→ BRIEF
Go over the entries below line by line, copying each one that contains the word "West".

>> Start

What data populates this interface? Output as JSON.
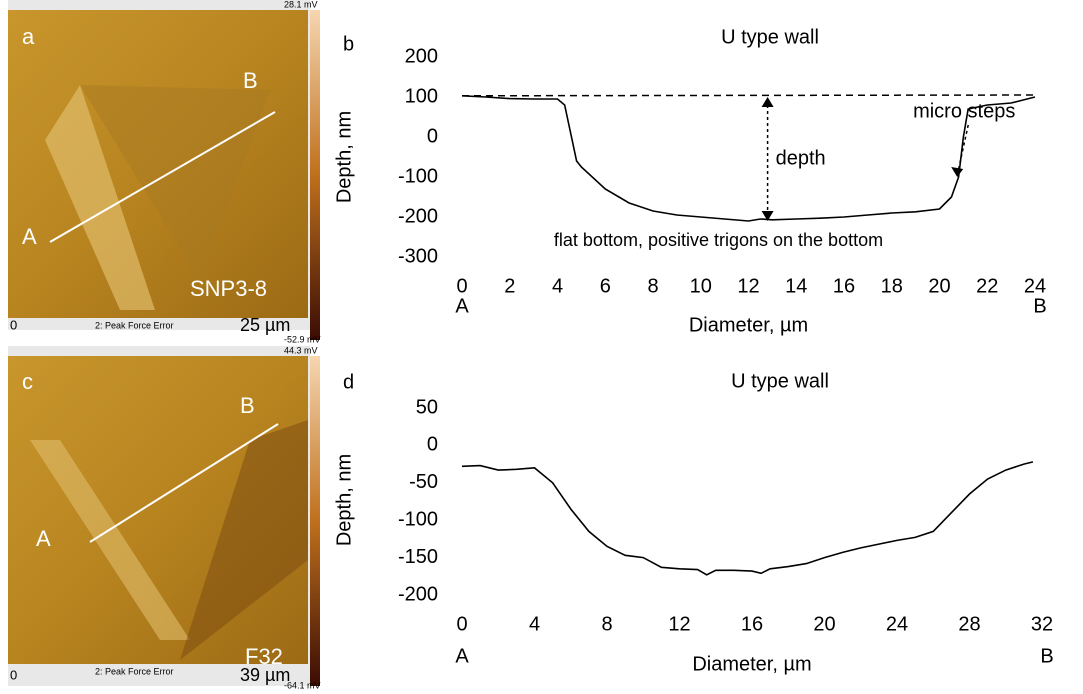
{
  "images": [
    {
      "letter": "a",
      "point_a": "A",
      "point_b": "B",
      "sample": "SNP3-8",
      "scale_start": "0",
      "channel": "2: Peak Force Error",
      "scale_end": "25 µm",
      "max": "28.1 mV",
      "min": "-52.9 mV"
    },
    {
      "letter": "c",
      "point_a": "A",
      "point_b": "B",
      "sample": "F32",
      "scale_start": "0",
      "channel": "2: Peak Force Error",
      "scale_end": "39 µm",
      "max": "44.3 mV",
      "min": "-64.1 mV"
    }
  ],
  "chart_data": [
    {
      "type": "line",
      "panel": "b",
      "title": "U type wall",
      "x_label": "Diameter, µm",
      "y_label": "Depth, nm",
      "end_labels": [
        "A",
        "B"
      ],
      "xlim": [
        0,
        24
      ],
      "xticks": [
        0,
        2,
        4,
        6,
        8,
        10,
        12,
        14,
        16,
        18,
        20,
        22,
        24
      ],
      "ylim": [
        -300,
        200
      ],
      "yticks": [
        200,
        100,
        0,
        -100,
        -200,
        -300
      ],
      "series": [
        {
          "color": "#000000",
          "x": [
            0,
            1,
            2,
            3,
            4,
            4.3,
            4.8,
            5,
            6,
            7,
            8,
            9,
            10,
            11,
            12,
            12.5,
            13,
            14,
            15,
            16,
            17,
            18,
            19,
            20,
            20.5,
            20.8,
            21,
            21.2,
            22,
            23,
            24
          ],
          "values": [
            103,
            100,
            96,
            95,
            95,
            80,
            -60,
            -75,
            -130,
            -165,
            -185,
            -195,
            -200,
            -205,
            -210,
            -205,
            -207,
            -205,
            -203,
            -200,
            -195,
            -190,
            -187,
            -180,
            -150,
            -100,
            0,
            70,
            80,
            85,
            100
          ]
        },
        {
          "color": "#000000",
          "dash": true,
          "x": [
            0,
            24
          ],
          "values": [
            103,
            105
          ]
        }
      ],
      "annotations": [
        {
          "text": "depth",
          "x": 12.8,
          "y_from": 100,
          "y_to": -210
        },
        {
          "text": "micro steps",
          "x": 20.7,
          "y": -100
        },
        {
          "text": "flat bottom, positive trigons on the bottom"
        }
      ]
    },
    {
      "type": "line",
      "panel": "d",
      "title": "U type wall",
      "x_label": "Diameter, µm",
      "y_label": "Depth, nm",
      "end_labels": [
        "A",
        "B"
      ],
      "xlim": [
        0,
        32
      ],
      "xticks": [
        0,
        4,
        8,
        12,
        16,
        20,
        24,
        28,
        32
      ],
      "ylim": [
        -200,
        50
      ],
      "yticks": [
        50,
        0,
        -50,
        -100,
        -150,
        -200
      ],
      "series": [
        {
          "color": "#000000",
          "x": [
            0,
            1,
            2,
            3,
            4,
            5,
            6,
            7,
            8,
            9,
            10,
            11,
            12,
            13,
            13.5,
            14,
            15,
            16,
            16.5,
            17,
            18,
            19,
            20,
            21,
            22,
            23,
            24,
            25,
            26,
            27,
            28,
            29,
            30,
            31,
            31.5
          ],
          "values": [
            -28,
            -27,
            -33,
            -32,
            -30,
            -50,
            -85,
            -115,
            -135,
            -147,
            -150,
            -163,
            -165,
            -166,
            -173,
            -167,
            -167,
            -168,
            -171,
            -165,
            -162,
            -158,
            -150,
            -143,
            -137,
            -132,
            -127,
            -123,
            -115,
            -90,
            -65,
            -45,
            -33,
            -25,
            -22
          ]
        }
      ],
      "annotations": []
    }
  ]
}
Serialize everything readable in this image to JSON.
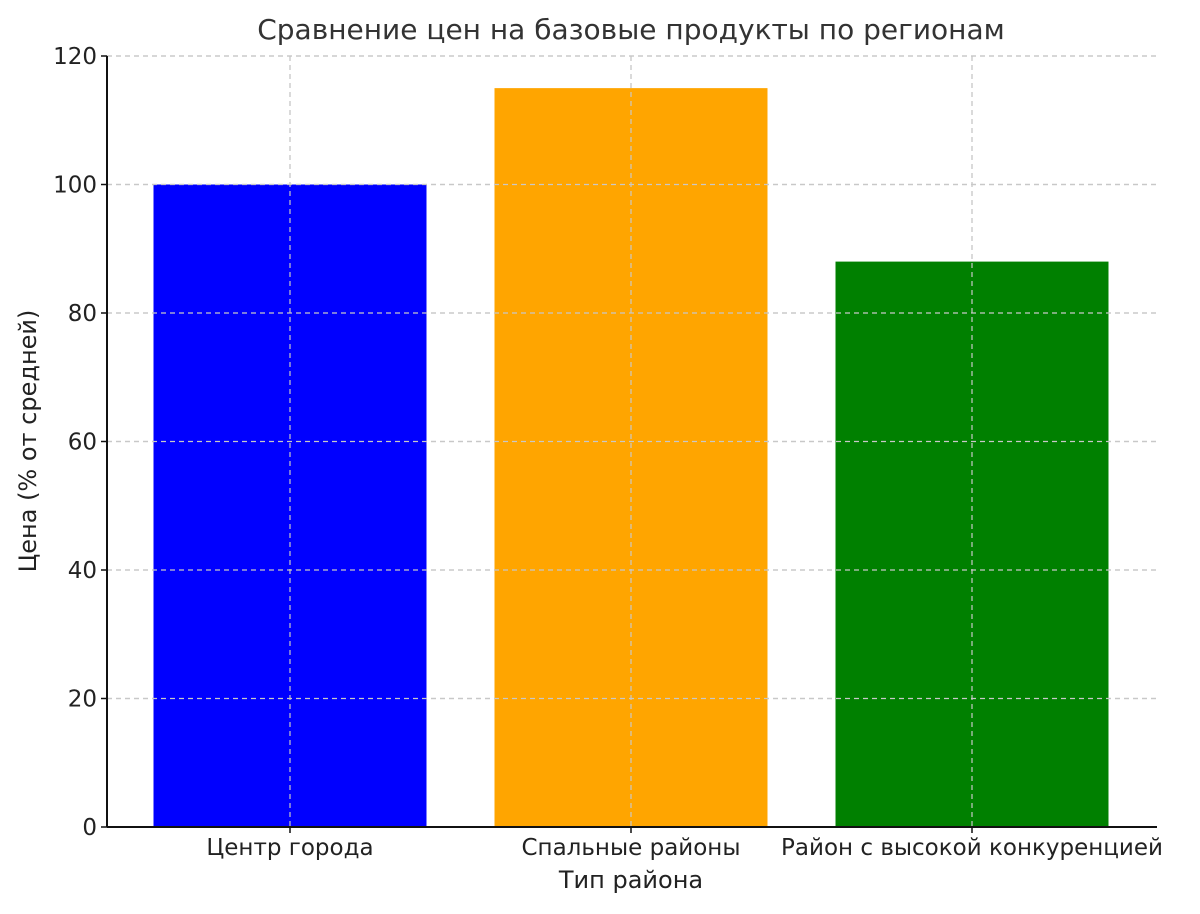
{
  "chart_data": {
    "type": "bar",
    "title": "Сравнение цен на базовые продукты по регионам",
    "xlabel": "Тип района",
    "ylabel": "Цена (% от средней)",
    "categories": [
      "Центр города",
      "Спальные районы",
      "Район с высокой конкуренцией"
    ],
    "values": [
      100,
      115,
      88
    ],
    "colors": [
      "#0000ff",
      "#ffa500",
      "#008000"
    ],
    "ylim": [
      0,
      120
    ],
    "yticks": [
      0,
      20,
      40,
      60,
      80,
      100,
      120
    ],
    "grid": true
  }
}
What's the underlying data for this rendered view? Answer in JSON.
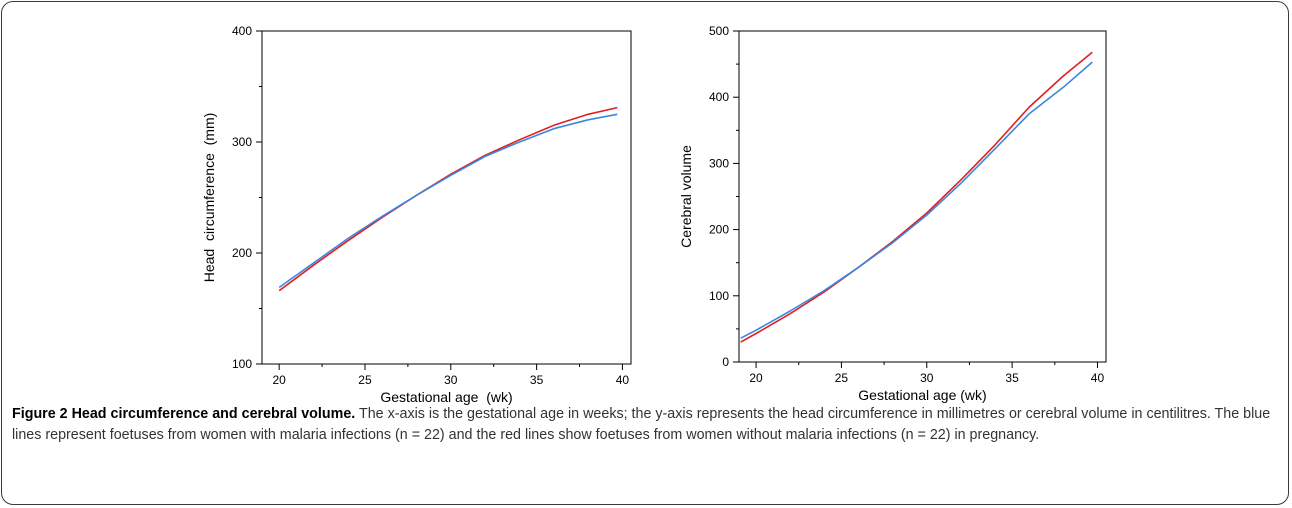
{
  "figure": {
    "caption_title": "Figure 2 Head circumference and cerebral volume.",
    "caption_text": " The x-axis is the gestational age in weeks; the y-axis represents the head circumference in millimetres or cerebral volume in centilitres. The blue lines represent foetuses from women with malaria infections (n = 22) and the red lines show foetuses from women without malaria infections (n = 22) in pregnancy."
  },
  "colors": {
    "malaria": "#3a86e0",
    "no_malaria": "#e02020",
    "axis": "#000000"
  },
  "chart_data": [
    {
      "type": "line",
      "xlabel": "Gestational age  (wk)",
      "ylabel": "Head  circumference  (mm)",
      "xlim": [
        19,
        40.5
      ],
      "ylim": [
        100,
        400
      ],
      "xticks": [
        20,
        25,
        30,
        35,
        40
      ],
      "yticks": [
        100,
        200,
        300,
        400
      ],
      "x": [
        20,
        22,
        24,
        26,
        28,
        30,
        32,
        34,
        36,
        38,
        39.7
      ],
      "series": [
        {
          "color": "red",
          "values": [
            166,
            189,
            211,
            232,
            252,
            271,
            288,
            302,
            315,
            325,
            331
          ]
        },
        {
          "color": "blue",
          "values": [
            169,
            191,
            213,
            233,
            252,
            270,
            287,
            300,
            312,
            320,
            325
          ]
        }
      ]
    },
    {
      "type": "line",
      "xlabel": "Gestational age (wk)",
      "ylabel": "Cerebral volume",
      "xlim": [
        19,
        40.5
      ],
      "ylim": [
        0,
        500
      ],
      "xticks": [
        20,
        25,
        30,
        35,
        40
      ],
      "yticks": [
        0,
        100,
        200,
        300,
        400,
        500
      ],
      "x": [
        19.1,
        20,
        22,
        24,
        26,
        28,
        30,
        32,
        34,
        36,
        38,
        39.7
      ],
      "series": [
        {
          "color": "red",
          "values": [
            30,
            43,
            73,
            106,
            143,
            182,
            225,
            275,
            328,
            385,
            432,
            468
          ]
        },
        {
          "color": "blue",
          "values": [
            36,
            48,
            77,
            108,
            143,
            180,
            222,
            270,
            322,
            375,
            415,
            453
          ]
        }
      ]
    }
  ]
}
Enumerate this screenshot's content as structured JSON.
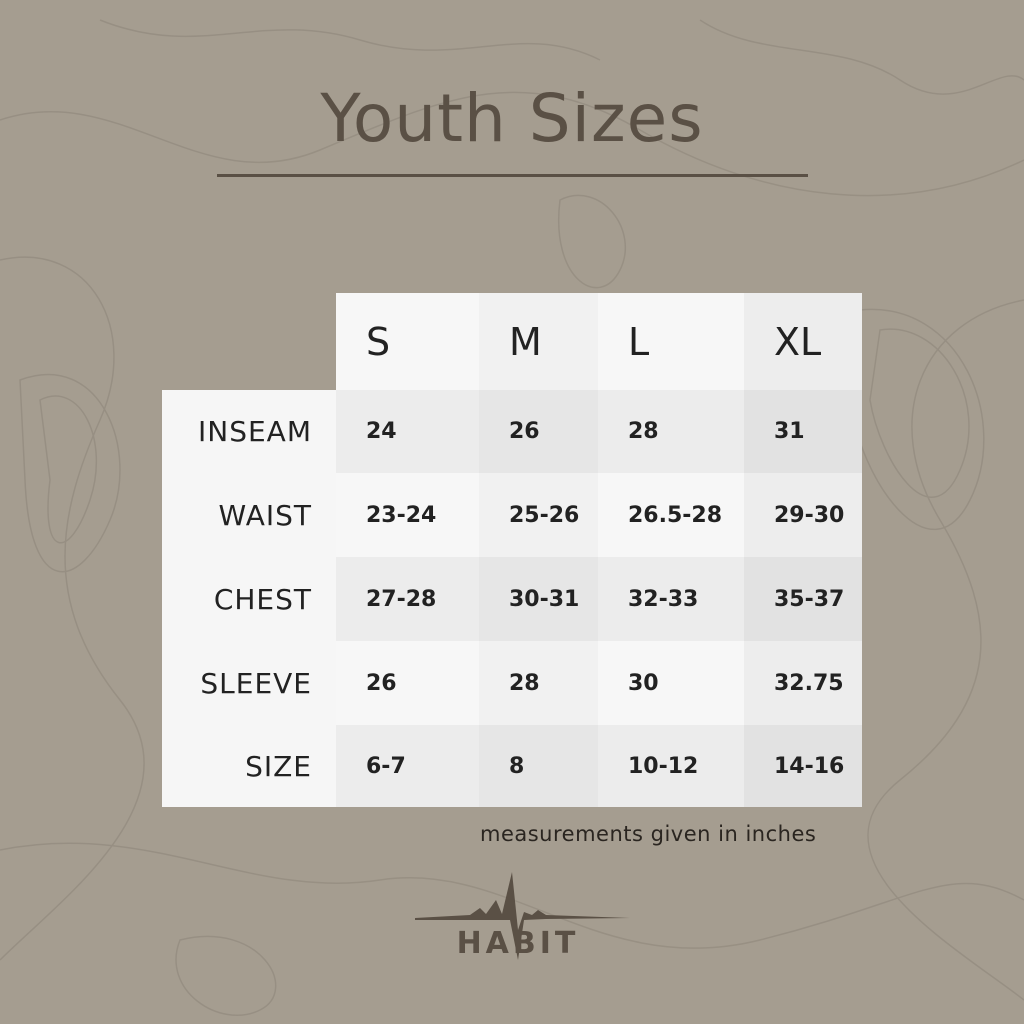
{
  "title": "Youth Sizes",
  "table": {
    "columns": [
      "S",
      "M",
      "L",
      "XL"
    ],
    "rows": [
      {
        "label": "INSEAM",
        "values": [
          "24",
          "26",
          "28",
          "31"
        ]
      },
      {
        "label": "WAIST",
        "values": [
          "23-24",
          "25-26",
          "26.5-28",
          "29-30"
        ]
      },
      {
        "label": "CHEST",
        "values": [
          "27-28",
          "30-31",
          "32-33",
          "35-37"
        ]
      },
      {
        "label": "SLEEVE",
        "values": [
          "26",
          "28",
          "30",
          "32.75"
        ]
      },
      {
        "label": "SIZE",
        "values": [
          "6-7",
          "8",
          "10-12",
          "14-16"
        ]
      }
    ]
  },
  "note": "measurements given in inches",
  "logo": {
    "text": "HABIT"
  },
  "colors": {
    "background": "#a59d90",
    "title": "#5a5045",
    "logo": "#5a5045"
  }
}
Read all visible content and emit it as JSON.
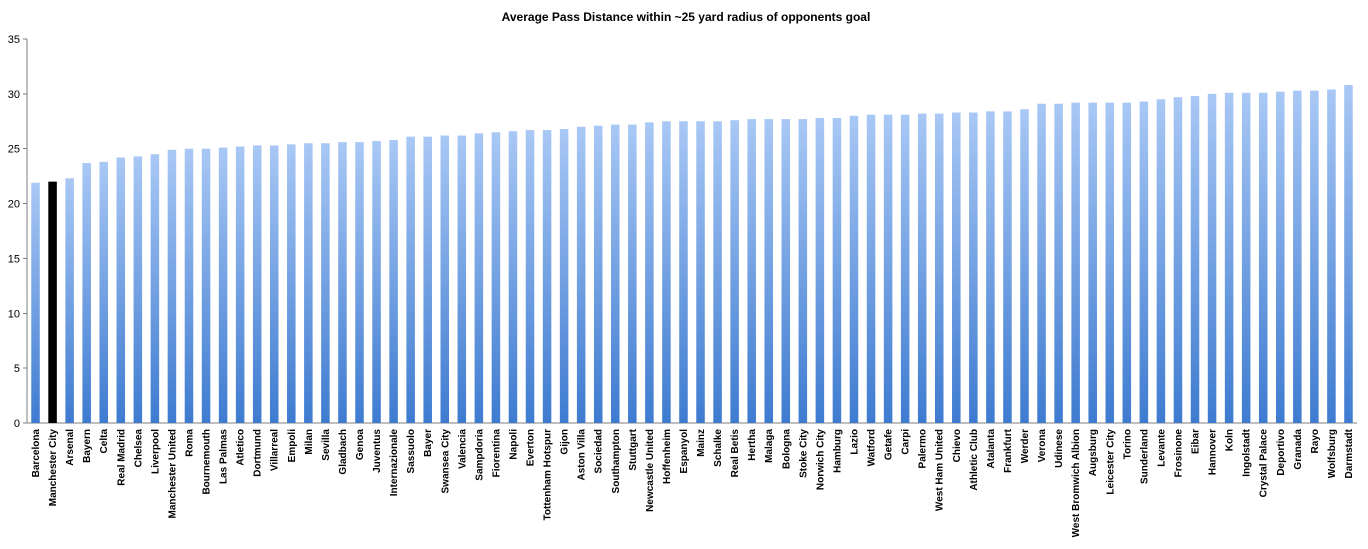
{
  "chart_data": {
    "type": "bar",
    "title": "Average Pass Distance within ~25 yard radius of opponents goal",
    "xlabel": "",
    "ylabel": "",
    "ylim": [
      0,
      35
    ],
    "yticks": [
      0,
      5,
      10,
      15,
      20,
      25,
      30,
      35
    ],
    "grid": false,
    "legend": "none",
    "colors": {
      "bar_top": "#a9c8f5",
      "bar_bottom": "#3e7bd0",
      "highlight": "#000000"
    },
    "highlight": "Manchester City",
    "categories": [
      "Barcelona",
      "Manchester City",
      "Arsenal",
      "Bayern",
      "Celta",
      "Real Madrid",
      "Chelsea",
      "Liverpool",
      "Manchester United",
      "Roma",
      "Bournemouth",
      "Las Palmas",
      "Atletico",
      "Dortmund",
      "Villarreal",
      "Empoli",
      "Milan",
      "Sevilla",
      "Gladbach",
      "Genoa",
      "Juventus",
      "Internazionale",
      "Sassuolo",
      "Bayer",
      "Swansea City",
      "Valencia",
      "Sampdoria",
      "Fiorentina",
      "Napoli",
      "Everton",
      "Tottenham Hotspur",
      "Gijon",
      "Aston Villa",
      "Sociedad",
      "Southampton",
      "Stuttgart",
      "Newcastle United",
      "Hoffenheim",
      "Espanyol",
      "Mainz",
      "Schalke",
      "Real Betis",
      "Hertha",
      "Malaga",
      "Bologna",
      "Stoke City",
      "Norwich City",
      "Hamburg",
      "Lazio",
      "Watford",
      "Getafe",
      "Carpi",
      "Palermo",
      "West Ham United",
      "Chievo",
      "Athletic Club",
      "Atalanta",
      "Frankfurt",
      "Werder",
      "Verona",
      "Udinese",
      "West Bromwich Albion",
      "Augsburg",
      "Leicester City",
      "Torino",
      "Sunderland",
      "Levante",
      "Frosinone",
      "Eibar",
      "Hannover",
      "Koln",
      "Ingolstadt",
      "Crystal Palace",
      "Deportivo",
      "Granada",
      "Rayo",
      "Wolfsburg",
      "Darmstadt"
    ],
    "values": [
      21.9,
      22.0,
      22.3,
      23.7,
      23.8,
      24.2,
      24.3,
      24.5,
      24.9,
      25.0,
      25.0,
      25.1,
      25.2,
      25.3,
      25.3,
      25.4,
      25.5,
      25.5,
      25.6,
      25.6,
      25.7,
      25.8,
      26.1,
      26.1,
      26.2,
      26.2,
      26.4,
      26.5,
      26.6,
      26.7,
      26.7,
      26.8,
      27.0,
      27.1,
      27.2,
      27.2,
      27.4,
      27.5,
      27.5,
      27.5,
      27.5,
      27.6,
      27.7,
      27.7,
      27.7,
      27.7,
      27.8,
      27.8,
      28.0,
      28.1,
      28.1,
      28.1,
      28.2,
      28.2,
      28.3,
      28.3,
      28.4,
      28.4,
      28.6,
      29.1,
      29.1,
      29.2,
      29.2,
      29.2,
      29.2,
      29.3,
      29.5,
      29.7,
      29.8,
      30.0,
      30.1,
      30.1,
      30.1,
      30.2,
      30.3,
      30.3,
      30.4,
      30.8
    ]
  }
}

>> End

→ COMPLETE RESPONSE
      "West Ham United",
      "West Bromwich Albion",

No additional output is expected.